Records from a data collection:
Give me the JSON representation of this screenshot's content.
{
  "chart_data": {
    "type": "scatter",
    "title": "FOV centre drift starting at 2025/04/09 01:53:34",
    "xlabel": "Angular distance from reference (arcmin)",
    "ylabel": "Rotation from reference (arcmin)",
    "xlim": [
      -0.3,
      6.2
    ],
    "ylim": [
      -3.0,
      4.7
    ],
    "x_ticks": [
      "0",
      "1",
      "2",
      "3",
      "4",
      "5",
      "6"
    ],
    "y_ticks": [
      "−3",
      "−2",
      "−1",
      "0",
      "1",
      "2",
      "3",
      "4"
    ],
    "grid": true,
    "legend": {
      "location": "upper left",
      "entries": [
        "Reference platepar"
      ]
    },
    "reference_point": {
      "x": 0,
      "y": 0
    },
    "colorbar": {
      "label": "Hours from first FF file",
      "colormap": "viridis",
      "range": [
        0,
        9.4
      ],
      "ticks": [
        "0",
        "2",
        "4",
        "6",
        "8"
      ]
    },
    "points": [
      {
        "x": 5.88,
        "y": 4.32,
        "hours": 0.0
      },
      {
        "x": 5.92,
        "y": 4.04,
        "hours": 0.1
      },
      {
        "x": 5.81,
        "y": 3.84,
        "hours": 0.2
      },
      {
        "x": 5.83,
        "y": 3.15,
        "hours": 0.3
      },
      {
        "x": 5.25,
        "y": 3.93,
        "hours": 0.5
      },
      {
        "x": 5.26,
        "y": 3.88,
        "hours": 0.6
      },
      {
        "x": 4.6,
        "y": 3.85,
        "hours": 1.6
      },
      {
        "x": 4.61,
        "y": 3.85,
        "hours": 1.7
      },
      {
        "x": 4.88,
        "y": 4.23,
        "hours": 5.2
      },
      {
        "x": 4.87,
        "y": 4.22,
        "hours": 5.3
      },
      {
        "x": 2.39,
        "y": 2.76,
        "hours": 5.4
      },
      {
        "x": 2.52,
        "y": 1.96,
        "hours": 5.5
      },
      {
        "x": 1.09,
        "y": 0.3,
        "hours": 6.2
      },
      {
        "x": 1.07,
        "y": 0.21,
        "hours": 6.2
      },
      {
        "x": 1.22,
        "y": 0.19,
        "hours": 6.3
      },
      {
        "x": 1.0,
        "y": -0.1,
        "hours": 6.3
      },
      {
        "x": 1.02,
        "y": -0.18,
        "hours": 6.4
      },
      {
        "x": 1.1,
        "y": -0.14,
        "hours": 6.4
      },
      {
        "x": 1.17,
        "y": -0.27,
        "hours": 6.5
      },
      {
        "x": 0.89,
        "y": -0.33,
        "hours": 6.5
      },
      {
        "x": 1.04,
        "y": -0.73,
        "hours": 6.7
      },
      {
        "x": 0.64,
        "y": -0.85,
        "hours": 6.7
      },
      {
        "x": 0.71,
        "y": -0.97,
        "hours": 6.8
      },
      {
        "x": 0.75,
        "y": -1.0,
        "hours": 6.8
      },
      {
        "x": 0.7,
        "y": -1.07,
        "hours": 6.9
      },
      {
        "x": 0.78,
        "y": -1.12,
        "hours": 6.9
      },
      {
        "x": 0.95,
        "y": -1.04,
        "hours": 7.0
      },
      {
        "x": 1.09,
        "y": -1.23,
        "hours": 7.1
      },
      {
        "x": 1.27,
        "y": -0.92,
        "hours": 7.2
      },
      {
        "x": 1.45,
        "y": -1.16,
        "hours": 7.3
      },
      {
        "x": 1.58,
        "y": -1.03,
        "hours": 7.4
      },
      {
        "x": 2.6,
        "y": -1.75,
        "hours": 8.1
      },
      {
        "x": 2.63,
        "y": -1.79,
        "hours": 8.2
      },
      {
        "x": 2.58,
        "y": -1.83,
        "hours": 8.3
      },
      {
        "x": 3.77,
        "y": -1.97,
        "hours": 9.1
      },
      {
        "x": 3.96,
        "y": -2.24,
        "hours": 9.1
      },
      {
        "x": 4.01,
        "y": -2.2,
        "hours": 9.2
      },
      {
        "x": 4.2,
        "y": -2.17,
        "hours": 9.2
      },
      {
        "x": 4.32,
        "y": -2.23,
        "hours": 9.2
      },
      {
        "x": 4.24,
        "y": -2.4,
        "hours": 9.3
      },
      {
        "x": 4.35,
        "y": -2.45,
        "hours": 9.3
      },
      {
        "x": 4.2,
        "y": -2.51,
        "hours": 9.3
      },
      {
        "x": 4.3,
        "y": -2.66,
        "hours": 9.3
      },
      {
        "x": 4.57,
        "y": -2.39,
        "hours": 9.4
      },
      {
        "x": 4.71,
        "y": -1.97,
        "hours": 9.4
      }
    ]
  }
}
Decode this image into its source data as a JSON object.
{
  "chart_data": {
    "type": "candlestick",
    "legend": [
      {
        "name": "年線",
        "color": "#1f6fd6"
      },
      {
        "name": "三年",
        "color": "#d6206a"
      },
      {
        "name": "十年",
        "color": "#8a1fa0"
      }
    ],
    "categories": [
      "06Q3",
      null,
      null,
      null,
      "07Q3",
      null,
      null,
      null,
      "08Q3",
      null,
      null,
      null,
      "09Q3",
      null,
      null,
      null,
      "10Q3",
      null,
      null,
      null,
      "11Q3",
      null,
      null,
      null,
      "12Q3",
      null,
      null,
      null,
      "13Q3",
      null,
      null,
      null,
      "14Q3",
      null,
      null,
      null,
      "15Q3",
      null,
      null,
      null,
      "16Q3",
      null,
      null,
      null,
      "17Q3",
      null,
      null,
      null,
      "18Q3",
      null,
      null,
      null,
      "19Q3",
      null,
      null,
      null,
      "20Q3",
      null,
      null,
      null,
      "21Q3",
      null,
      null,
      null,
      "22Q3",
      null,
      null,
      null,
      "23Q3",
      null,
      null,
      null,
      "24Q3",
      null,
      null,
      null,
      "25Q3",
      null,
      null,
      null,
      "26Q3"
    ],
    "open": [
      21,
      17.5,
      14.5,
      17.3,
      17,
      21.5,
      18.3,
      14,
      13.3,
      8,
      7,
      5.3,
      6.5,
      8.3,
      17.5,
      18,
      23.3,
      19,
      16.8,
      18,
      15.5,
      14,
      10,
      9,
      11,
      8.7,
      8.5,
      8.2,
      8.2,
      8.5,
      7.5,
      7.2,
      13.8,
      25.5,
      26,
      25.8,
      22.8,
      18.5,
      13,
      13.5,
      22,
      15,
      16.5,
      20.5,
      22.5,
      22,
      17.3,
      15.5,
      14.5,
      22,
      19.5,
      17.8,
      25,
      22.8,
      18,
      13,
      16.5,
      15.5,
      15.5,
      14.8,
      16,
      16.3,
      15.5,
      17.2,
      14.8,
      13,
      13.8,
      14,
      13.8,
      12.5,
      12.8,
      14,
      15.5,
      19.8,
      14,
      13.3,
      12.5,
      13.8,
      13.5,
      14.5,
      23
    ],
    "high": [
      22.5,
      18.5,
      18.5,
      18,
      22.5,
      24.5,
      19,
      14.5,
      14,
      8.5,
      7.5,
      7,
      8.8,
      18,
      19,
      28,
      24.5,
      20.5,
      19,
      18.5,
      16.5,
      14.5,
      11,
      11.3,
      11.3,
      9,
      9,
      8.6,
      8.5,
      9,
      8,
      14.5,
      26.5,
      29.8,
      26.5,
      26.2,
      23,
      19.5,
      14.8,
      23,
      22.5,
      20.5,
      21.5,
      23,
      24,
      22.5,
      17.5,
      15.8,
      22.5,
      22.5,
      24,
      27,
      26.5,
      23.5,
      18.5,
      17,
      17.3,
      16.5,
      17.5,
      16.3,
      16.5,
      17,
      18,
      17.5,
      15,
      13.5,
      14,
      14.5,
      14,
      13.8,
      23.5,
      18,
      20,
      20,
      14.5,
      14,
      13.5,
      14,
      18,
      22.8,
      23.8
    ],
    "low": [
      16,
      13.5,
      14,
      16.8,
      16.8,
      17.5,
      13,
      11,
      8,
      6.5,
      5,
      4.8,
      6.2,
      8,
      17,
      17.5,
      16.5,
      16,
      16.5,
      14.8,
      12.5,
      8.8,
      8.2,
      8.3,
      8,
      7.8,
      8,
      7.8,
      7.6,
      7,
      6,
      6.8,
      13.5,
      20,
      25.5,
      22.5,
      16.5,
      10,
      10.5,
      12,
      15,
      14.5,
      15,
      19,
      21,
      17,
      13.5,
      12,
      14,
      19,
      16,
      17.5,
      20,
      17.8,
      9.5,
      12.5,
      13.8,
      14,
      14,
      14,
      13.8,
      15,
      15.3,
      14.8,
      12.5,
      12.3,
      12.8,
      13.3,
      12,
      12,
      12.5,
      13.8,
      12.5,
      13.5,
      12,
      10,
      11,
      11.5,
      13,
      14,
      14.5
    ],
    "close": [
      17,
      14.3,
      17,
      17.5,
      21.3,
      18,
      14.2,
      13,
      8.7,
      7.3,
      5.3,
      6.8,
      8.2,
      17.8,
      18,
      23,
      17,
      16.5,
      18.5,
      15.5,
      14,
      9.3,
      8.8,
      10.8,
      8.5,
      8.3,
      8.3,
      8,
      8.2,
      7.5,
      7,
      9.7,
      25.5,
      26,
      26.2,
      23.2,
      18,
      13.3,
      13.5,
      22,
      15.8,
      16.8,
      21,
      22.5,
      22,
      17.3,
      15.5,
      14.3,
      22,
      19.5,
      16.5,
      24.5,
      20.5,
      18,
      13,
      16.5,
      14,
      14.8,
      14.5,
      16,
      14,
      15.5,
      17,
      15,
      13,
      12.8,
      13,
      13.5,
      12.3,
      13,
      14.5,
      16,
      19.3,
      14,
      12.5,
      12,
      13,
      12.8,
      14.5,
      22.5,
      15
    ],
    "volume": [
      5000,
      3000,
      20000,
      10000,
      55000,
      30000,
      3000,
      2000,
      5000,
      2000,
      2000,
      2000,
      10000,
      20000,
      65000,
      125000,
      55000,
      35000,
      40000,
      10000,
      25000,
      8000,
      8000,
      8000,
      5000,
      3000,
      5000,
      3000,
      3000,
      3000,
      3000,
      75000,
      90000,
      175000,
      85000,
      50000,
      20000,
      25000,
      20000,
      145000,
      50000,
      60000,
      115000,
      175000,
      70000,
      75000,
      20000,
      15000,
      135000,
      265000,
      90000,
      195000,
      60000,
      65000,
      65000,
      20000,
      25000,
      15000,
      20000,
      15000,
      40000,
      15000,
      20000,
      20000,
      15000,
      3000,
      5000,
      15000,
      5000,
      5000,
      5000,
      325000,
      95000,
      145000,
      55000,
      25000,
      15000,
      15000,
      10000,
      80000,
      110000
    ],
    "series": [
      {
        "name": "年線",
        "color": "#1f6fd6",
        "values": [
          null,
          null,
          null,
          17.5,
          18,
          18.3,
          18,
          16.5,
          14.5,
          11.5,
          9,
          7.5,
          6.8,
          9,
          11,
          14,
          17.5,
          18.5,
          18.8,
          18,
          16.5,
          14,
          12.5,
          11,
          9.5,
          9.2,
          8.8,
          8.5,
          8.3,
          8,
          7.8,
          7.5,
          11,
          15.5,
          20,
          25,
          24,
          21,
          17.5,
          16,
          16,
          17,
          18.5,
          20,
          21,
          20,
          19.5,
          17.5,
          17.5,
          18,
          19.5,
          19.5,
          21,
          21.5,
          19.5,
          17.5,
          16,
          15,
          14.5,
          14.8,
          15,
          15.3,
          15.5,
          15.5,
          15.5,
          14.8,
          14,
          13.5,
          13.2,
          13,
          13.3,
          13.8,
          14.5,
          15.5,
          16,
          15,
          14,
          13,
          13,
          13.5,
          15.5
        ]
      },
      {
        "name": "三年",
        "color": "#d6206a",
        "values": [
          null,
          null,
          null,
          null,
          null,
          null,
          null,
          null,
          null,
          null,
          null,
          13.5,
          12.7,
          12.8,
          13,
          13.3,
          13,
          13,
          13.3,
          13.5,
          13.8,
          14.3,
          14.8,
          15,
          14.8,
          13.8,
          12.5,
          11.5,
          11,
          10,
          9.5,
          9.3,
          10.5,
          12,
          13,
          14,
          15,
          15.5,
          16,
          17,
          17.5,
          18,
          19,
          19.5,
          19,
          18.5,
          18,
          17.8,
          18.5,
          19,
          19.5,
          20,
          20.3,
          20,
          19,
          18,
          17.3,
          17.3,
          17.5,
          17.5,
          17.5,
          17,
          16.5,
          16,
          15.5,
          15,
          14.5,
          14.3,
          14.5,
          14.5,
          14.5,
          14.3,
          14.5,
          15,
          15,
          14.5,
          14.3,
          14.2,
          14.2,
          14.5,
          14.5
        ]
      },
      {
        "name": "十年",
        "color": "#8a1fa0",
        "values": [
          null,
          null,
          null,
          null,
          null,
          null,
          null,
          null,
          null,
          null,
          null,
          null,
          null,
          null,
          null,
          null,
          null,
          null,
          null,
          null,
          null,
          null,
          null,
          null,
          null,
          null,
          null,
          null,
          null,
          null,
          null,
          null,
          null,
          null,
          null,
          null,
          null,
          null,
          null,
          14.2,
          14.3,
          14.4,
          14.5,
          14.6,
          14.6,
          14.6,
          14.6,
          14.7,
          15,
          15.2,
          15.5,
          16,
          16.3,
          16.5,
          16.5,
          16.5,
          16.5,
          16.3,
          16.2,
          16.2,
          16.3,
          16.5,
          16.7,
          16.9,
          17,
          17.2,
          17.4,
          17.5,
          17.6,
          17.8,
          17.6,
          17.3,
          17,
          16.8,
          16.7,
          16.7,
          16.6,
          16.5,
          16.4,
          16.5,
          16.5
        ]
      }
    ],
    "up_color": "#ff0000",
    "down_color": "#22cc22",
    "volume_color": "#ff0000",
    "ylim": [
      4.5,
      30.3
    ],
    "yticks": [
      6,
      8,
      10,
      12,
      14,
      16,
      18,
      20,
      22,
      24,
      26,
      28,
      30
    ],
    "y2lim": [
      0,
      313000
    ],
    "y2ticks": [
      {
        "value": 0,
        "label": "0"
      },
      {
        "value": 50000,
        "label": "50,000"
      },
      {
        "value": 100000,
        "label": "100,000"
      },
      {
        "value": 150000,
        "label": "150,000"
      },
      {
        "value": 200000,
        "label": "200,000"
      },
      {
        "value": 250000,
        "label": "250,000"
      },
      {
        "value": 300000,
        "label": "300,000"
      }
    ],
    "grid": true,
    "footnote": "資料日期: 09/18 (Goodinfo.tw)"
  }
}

#### WORK INSTRUCTIONS:
Take every line from the records above that has the word "JSON" and copy it.

#### EXERCISE RESPONSE:
Give me the JSON representation of this screenshot's content.
Decode this image into its source data as a JSON object.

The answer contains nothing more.